Where a line of the listing below includes the word "JSON", reproduce that line.
[start of EXCERPTED RECORDS]
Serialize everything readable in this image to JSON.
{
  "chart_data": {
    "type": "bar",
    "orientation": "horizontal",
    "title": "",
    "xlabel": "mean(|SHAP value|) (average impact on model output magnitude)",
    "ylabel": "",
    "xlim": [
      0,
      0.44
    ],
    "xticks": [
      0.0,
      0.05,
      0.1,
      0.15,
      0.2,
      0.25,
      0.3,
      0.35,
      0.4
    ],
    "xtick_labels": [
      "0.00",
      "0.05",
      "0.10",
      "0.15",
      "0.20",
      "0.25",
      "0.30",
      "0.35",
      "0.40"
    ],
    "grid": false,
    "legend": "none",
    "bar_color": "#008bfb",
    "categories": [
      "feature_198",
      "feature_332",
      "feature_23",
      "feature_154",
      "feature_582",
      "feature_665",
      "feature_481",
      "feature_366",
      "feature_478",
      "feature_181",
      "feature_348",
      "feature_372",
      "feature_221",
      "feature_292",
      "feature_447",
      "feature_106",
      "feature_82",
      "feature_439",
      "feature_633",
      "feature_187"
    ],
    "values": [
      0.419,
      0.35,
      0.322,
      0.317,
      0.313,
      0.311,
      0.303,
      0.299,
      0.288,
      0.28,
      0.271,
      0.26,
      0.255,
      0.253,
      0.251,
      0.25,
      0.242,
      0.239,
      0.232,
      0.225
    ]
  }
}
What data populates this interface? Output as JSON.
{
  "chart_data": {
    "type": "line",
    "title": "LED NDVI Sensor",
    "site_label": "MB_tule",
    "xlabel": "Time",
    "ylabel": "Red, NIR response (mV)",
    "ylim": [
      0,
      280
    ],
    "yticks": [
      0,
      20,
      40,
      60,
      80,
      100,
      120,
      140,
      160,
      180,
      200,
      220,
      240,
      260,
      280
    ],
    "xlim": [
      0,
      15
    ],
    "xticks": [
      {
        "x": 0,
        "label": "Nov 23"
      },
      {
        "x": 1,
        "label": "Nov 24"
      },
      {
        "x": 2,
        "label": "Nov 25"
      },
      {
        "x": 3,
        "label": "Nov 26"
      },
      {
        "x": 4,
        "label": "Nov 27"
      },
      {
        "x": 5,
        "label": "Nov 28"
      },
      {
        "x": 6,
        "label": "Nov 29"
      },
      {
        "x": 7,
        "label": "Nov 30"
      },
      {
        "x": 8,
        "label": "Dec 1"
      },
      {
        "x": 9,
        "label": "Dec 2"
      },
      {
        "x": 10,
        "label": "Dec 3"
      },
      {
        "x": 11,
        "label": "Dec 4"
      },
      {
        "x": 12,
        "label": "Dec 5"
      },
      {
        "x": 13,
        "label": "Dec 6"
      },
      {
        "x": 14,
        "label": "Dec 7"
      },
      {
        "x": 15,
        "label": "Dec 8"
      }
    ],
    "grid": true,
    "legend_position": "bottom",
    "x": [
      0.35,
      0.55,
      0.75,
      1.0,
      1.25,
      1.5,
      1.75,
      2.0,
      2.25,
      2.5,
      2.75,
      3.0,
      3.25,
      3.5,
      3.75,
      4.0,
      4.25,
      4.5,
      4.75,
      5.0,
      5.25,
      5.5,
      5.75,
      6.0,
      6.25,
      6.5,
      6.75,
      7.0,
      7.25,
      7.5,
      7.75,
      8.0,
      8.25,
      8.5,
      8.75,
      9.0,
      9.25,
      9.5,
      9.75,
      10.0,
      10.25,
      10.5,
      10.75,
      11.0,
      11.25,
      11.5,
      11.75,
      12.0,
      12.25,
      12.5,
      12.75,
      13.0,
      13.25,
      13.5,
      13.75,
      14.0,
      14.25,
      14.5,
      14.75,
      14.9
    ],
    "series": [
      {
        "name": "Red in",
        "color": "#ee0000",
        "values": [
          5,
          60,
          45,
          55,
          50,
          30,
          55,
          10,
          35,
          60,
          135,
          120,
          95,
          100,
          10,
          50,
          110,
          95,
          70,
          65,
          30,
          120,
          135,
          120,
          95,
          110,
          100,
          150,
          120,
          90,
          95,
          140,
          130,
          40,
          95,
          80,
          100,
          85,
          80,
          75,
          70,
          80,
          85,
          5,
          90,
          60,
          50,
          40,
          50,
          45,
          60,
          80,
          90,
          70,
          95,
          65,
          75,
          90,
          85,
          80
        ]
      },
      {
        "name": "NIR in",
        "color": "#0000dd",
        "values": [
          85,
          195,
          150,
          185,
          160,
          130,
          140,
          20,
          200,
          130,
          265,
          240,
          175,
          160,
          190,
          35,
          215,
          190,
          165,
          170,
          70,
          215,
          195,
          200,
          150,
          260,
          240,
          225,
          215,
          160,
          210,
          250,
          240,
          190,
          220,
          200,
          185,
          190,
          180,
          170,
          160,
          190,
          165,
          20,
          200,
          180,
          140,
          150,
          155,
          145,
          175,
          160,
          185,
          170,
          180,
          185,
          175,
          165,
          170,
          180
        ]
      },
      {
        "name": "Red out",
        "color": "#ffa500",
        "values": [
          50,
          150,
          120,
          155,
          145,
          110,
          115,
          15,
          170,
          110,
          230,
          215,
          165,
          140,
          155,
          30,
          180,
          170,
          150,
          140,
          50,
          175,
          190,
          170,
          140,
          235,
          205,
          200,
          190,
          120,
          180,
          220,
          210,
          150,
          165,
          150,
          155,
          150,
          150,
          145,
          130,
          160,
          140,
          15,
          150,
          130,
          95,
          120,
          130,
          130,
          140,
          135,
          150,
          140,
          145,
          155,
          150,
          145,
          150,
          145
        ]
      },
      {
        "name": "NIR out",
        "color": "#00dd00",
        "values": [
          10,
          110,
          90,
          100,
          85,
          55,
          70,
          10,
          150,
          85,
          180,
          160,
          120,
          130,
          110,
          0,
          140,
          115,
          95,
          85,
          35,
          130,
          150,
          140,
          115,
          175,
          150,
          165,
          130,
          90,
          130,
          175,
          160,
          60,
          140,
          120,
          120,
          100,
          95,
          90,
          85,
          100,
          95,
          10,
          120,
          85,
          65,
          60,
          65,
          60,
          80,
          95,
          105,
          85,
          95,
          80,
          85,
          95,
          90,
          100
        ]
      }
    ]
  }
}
[end of EXCERPTED RECORDS]
## OUTPUT OF THE TASK
Serialize everything readable in this image to JSON.
What data populates this interface? Output as JSON.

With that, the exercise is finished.